### Material for the task
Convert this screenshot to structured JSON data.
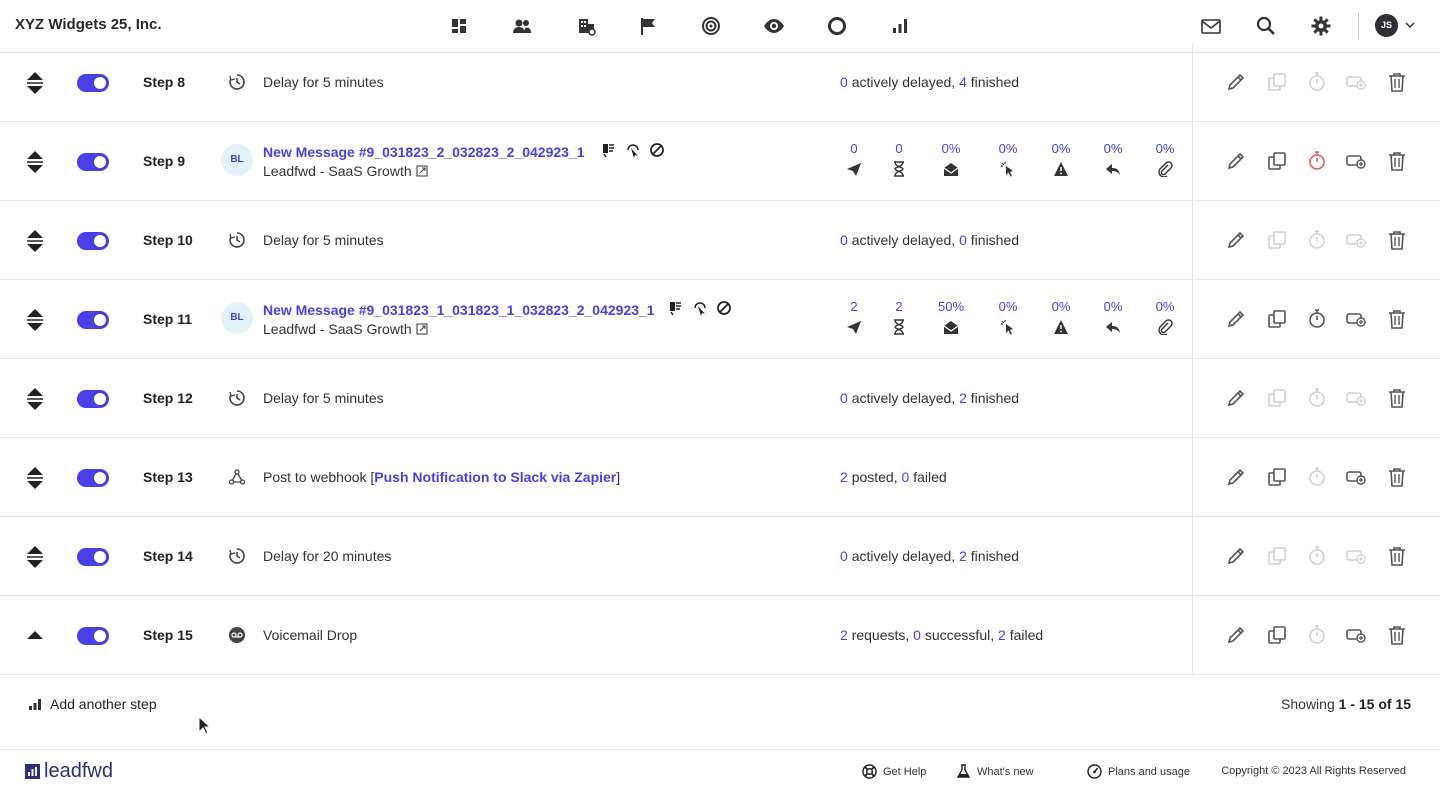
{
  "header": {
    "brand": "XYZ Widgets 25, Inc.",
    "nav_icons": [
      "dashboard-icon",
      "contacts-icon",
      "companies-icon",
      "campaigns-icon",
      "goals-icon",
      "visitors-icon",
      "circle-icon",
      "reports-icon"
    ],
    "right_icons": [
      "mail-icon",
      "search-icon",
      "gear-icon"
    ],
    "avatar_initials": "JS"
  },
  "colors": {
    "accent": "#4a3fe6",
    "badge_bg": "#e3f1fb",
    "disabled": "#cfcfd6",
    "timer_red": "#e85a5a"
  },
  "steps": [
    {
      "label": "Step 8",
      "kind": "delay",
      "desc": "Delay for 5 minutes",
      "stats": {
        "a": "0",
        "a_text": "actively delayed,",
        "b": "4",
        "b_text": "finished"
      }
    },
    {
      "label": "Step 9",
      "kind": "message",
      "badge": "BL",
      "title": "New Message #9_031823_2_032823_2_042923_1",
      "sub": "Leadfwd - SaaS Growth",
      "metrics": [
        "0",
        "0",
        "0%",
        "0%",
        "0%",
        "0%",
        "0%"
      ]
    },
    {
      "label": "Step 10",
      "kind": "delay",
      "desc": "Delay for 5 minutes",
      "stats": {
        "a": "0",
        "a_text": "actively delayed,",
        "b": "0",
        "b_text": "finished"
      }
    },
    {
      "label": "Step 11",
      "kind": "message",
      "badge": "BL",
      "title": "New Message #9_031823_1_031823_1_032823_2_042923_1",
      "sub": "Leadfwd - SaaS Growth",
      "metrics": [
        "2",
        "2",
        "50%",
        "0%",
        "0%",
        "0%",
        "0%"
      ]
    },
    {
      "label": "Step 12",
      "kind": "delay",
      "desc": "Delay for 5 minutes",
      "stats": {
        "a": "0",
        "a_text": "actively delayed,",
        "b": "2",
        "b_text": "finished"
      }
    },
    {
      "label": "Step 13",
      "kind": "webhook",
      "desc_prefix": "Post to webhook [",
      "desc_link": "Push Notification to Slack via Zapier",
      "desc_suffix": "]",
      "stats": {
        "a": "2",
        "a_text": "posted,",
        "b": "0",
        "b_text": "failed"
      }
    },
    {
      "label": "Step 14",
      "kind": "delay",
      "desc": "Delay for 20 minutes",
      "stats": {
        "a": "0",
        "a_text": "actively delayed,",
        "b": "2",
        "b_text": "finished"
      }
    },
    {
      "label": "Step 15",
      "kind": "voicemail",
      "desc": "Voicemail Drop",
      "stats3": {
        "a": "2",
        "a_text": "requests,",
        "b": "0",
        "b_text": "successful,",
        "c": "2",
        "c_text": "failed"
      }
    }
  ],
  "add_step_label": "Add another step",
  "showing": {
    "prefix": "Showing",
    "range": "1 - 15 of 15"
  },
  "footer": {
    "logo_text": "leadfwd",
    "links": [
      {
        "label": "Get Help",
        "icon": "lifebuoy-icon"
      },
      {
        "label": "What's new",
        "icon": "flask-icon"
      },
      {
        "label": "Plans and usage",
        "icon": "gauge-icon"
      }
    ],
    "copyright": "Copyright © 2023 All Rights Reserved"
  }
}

### The exercise
Print each record exactly as it stands, leaving the images out.

### Answer to this exercise
Convert this screenshot to structured JSON data.
{
  "header": {
    "brand": "XYZ Widgets 25, Inc.",
    "nav_icons": [
      "dashboard-icon",
      "contacts-icon",
      "companies-icon",
      "campaigns-icon",
      "goals-icon",
      "visitors-icon",
      "circle-icon",
      "reports-icon"
    ],
    "right_icons": [
      "mail-icon",
      "search-icon",
      "gear-icon"
    ],
    "avatar_initials": "JS"
  },
  "colors": {
    "accent": "#4a3fe6",
    "badge_bg": "#e3f1fb",
    "disabled": "#cfcfd6",
    "timer_red": "#e85a5a"
  },
  "steps": [
    {
      "label": "Step 8",
      "kind": "delay",
      "desc": "Delay for 5 minutes",
      "stats": {
        "a": "0",
        "a_text": "actively delayed,",
        "b": "4",
        "b_text": "finished"
      }
    },
    {
      "label": "Step 9",
      "kind": "message",
      "badge": "BL",
      "title": "New Message #9_031823_2_032823_2_042923_1",
      "sub": "Leadfwd - SaaS Growth",
      "metrics": [
        "0",
        "0",
        "0%",
        "0%",
        "0%",
        "0%",
        "0%"
      ]
    },
    {
      "label": "Step 10",
      "kind": "delay",
      "desc": "Delay for 5 minutes",
      "stats": {
        "a": "0",
        "a_text": "actively delayed,",
        "b": "0",
        "b_text": "finished"
      }
    },
    {
      "label": "Step 11",
      "kind": "message",
      "badge": "BL",
      "title": "New Message #9_031823_1_031823_1_032823_2_042923_1",
      "sub": "Leadfwd - SaaS Growth",
      "metrics": [
        "2",
        "2",
        "50%",
        "0%",
        "0%",
        "0%",
        "0%"
      ]
    },
    {
      "label": "Step 12",
      "kind": "delay",
      "desc": "Delay for 5 minutes",
      "stats": {
        "a": "0",
        "a_text": "actively delayed,",
        "b": "2",
        "b_text": "finished"
      }
    },
    {
      "label": "Step 13",
      "kind": "webhook",
      "desc_prefix": "Post to webhook [",
      "desc_link": "Push Notification to Slack via Zapier",
      "desc_suffix": "]",
      "stats": {
        "a": "2",
        "a_text": "posted,",
        "b": "0",
        "b_text": "failed"
      }
    },
    {
      "label": "Step 14",
      "kind": "delay",
      "desc": "Delay for 20 minutes",
      "stats": {
        "a": "0",
        "a_text": "actively delayed,",
        "b": "2",
        "b_text": "finished"
      }
    },
    {
      "label": "Step 15",
      "kind": "voicemail",
      "desc": "Voicemail Drop",
      "stats3": {
        "a": "2",
        "a_text": "requests,",
        "b": "0",
        "b_text": "successful,",
        "c": "2",
        "c_text": "failed"
      }
    }
  ],
  "add_step_label": "Add another step",
  "showing": {
    "prefix": "Showing",
    "range": "1 - 15 of 15"
  },
  "footer": {
    "logo_text": "leadfwd",
    "links": [
      {
        "label": "Get Help",
        "icon": "lifebuoy-icon"
      },
      {
        "label": "What's new",
        "icon": "flask-icon"
      },
      {
        "label": "Plans and usage",
        "icon": "gauge-icon"
      }
    ],
    "copyright": "Copyright © 2023 All Rights Reserved"
  }
}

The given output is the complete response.